YOUR INSTRUCTIONS
Make an exact copy of the records, with the images left out.

*** MATERIALS PROVIDED

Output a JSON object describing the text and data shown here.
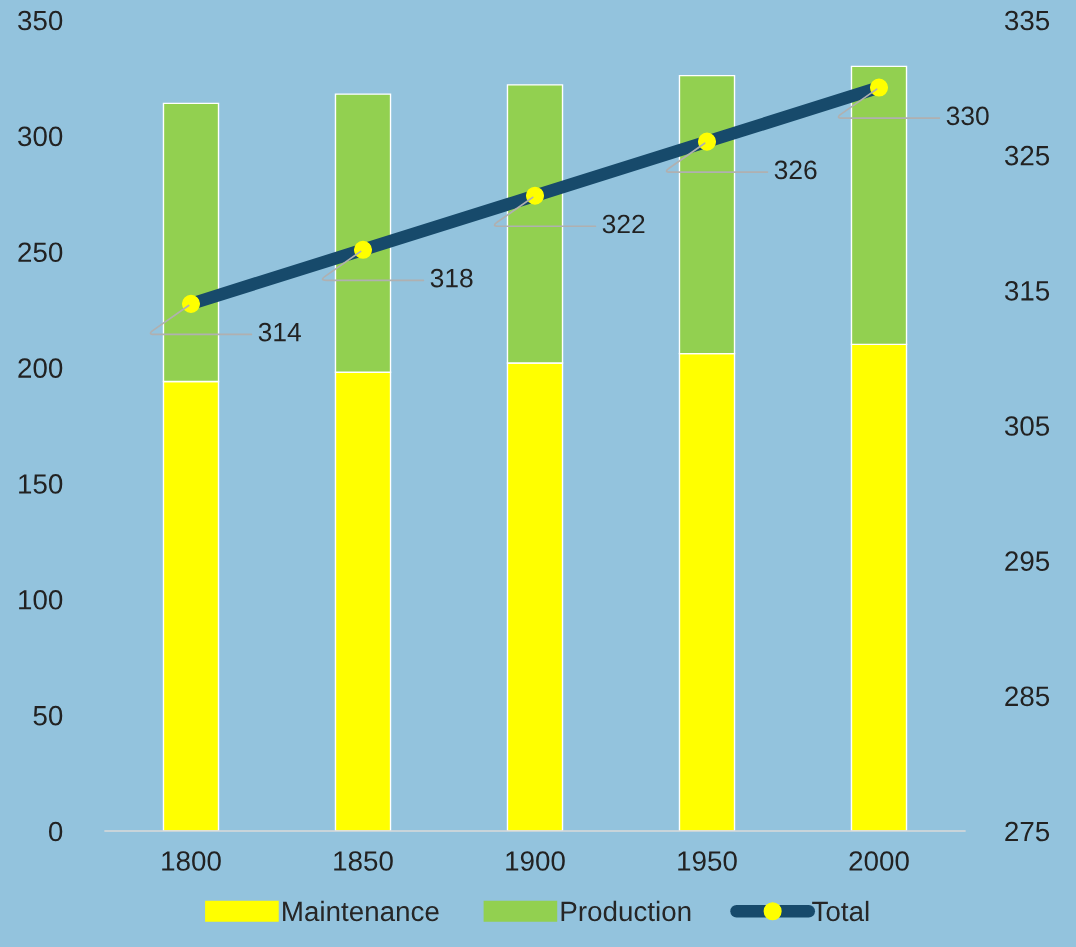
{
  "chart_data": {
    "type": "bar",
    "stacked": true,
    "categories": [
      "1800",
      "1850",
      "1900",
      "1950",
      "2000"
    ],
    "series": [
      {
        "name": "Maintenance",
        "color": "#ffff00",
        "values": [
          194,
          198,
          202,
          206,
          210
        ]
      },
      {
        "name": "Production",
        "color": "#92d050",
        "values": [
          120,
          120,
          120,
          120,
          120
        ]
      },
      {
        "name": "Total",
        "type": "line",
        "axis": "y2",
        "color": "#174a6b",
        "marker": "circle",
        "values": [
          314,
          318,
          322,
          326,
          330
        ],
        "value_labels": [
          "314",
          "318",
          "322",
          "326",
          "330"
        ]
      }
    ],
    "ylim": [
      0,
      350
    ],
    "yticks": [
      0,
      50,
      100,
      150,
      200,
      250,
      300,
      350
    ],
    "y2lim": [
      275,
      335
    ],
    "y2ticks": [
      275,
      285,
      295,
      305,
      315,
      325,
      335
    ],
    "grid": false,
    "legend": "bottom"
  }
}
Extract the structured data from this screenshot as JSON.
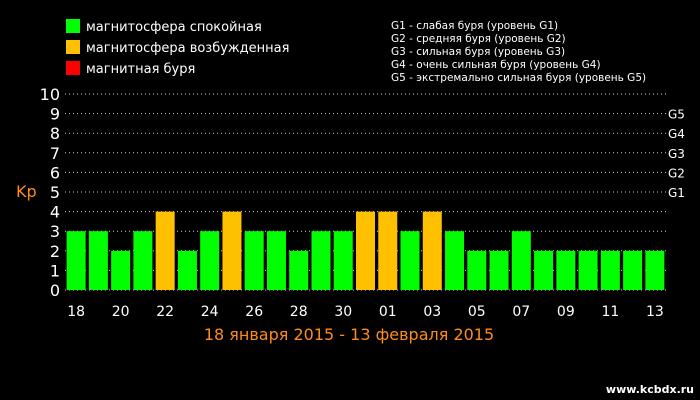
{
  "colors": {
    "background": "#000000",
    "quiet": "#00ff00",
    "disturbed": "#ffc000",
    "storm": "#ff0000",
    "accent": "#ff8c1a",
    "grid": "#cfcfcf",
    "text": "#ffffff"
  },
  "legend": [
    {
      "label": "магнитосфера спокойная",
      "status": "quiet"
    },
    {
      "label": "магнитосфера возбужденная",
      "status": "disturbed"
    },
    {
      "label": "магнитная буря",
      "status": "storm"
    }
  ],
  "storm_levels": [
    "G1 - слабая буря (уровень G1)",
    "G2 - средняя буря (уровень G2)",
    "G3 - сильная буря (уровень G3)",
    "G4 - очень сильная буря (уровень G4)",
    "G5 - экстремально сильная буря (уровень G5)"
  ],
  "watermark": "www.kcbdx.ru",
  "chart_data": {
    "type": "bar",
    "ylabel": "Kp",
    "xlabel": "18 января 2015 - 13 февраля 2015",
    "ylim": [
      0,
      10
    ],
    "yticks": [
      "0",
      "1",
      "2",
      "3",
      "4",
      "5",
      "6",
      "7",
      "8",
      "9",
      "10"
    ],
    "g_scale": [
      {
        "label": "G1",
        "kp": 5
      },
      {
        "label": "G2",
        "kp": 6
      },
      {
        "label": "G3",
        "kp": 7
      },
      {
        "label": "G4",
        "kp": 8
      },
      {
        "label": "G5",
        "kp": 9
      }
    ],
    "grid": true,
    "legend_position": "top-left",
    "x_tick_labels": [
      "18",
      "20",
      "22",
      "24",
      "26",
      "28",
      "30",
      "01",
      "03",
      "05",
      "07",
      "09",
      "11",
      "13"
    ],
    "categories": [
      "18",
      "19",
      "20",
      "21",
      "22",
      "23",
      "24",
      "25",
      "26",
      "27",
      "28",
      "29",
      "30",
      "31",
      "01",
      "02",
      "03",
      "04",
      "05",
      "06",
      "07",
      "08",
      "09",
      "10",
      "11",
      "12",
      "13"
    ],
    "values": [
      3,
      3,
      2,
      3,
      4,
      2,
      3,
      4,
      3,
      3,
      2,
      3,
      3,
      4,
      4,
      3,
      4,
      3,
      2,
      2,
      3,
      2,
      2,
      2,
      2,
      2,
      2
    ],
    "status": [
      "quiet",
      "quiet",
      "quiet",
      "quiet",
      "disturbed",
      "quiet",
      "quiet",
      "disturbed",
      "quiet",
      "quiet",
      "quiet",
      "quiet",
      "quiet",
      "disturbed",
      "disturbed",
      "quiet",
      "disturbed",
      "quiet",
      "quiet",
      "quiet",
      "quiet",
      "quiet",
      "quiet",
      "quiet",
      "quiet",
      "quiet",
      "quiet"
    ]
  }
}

******

TASK RESPONSE
Output a JSON object describing the text and data shown here.
{
  "chart_data": {
    "type": "bar",
    "stacked": true,
    "categories": [
      "1800",
      "1850",
      "1900",
      "1950",
      "2000"
    ],
    "series": [
      {
        "name": "Maintenance",
        "color": "#ffff00",
        "values": [
          194,
          198,
          202,
          206,
          210
        ]
      },
      {
        "name": "Production",
        "color": "#92d050",
        "values": [
          120,
          120,
          120,
          120,
          120
        ]
      },
      {
        "name": "Total",
        "type": "line",
        "axis": "y2",
        "color": "#174a6b",
        "marker": "circle",
        "values": [
          314,
          318,
          322,
          326,
          330
        ],
        "value_labels": [
          "314",
          "318",
          "322",
          "326",
          "330"
        ]
      }
    ],
    "ylim": [
      0,
      350
    ],
    "yticks": [
      0,
      50,
      100,
      150,
      200,
      250,
      300,
      350
    ],
    "y2lim": [
      275,
      335
    ],
    "y2ticks": [
      275,
      285,
      295,
      305,
      315,
      325,
      335
    ],
    "grid": false,
    "legend": "bottom"
  }
}
Extract the structured data from this screenshot as JSON.
{
  "colors": {
    "background": "#000000",
    "quiet": "#00ff00",
    "disturbed": "#ffc000",
    "storm": "#ff0000",
    "accent": "#ff8c1a",
    "grid": "#cfcfcf",
    "text": "#ffffff"
  },
  "legend": [
    {
      "label": "магнитосфера спокойная",
      "status": "quiet"
    },
    {
      "label": "магнитосфера возбужденная",
      "status": "disturbed"
    },
    {
      "label": "магнитная буря",
      "status": "storm"
    }
  ],
  "storm_levels": [
    "G1 - слабая буря (уровень G1)",
    "G2 - средняя буря (уровень G2)",
    "G3 - сильная буря (уровень G3)",
    "G4 - очень сильная буря (уровень G4)",
    "G5 - экстремально сильная буря (уровень G5)"
  ],
  "watermark": "www.kcbdx.ru",
  "chart_data": {
    "type": "bar",
    "ylabel": "Kp",
    "xlabel": "18 января 2015 - 13 февраля 2015",
    "ylim": [
      0,
      10
    ],
    "yticks": [
      "0",
      "1",
      "2",
      "3",
      "4",
      "5",
      "6",
      "7",
      "8",
      "9",
      "10"
    ],
    "g_scale": [
      {
        "label": "G1",
        "kp": 5
      },
      {
        "label": "G2",
        "kp": 6
      },
      {
        "label": "G3",
        "kp": 7
      },
      {
        "label": "G4",
        "kp": 8
      },
      {
        "label": "G5",
        "kp": 9
      }
    ],
    "grid": true,
    "legend_position": "top-left",
    "x_tick_labels": [
      "18",
      "20",
      "22",
      "24",
      "26",
      "28",
      "30",
      "01",
      "03",
      "05",
      "07",
      "09",
      "11",
      "13"
    ],
    "categories": [
      "18",
      "19",
      "20",
      "21",
      "22",
      "23",
      "24",
      "25",
      "26",
      "27",
      "28",
      "29",
      "30",
      "31",
      "01",
      "02",
      "03",
      "04",
      "05",
      "06",
      "07",
      "08",
      "09",
      "10",
      "11",
      "12",
      "13"
    ],
    "values": [
      3,
      3,
      2,
      3,
      4,
      2,
      3,
      4,
      3,
      3,
      2,
      3,
      3,
      4,
      4,
      3,
      4,
      3,
      2,
      2,
      3,
      2,
      2,
      2,
      2,
      2,
      2
    ],
    "status": [
      "quiet",
      "quiet",
      "quiet",
      "quiet",
      "disturbed",
      "quiet",
      "quiet",
      "disturbed",
      "quiet",
      "quiet",
      "quiet",
      "quiet",
      "quiet",
      "disturbed",
      "disturbed",
      "quiet",
      "disturbed",
      "quiet",
      "quiet",
      "quiet",
      "quiet",
      "quiet",
      "quiet",
      "quiet",
      "quiet",
      "quiet",
      "quiet"
    ]
  }
}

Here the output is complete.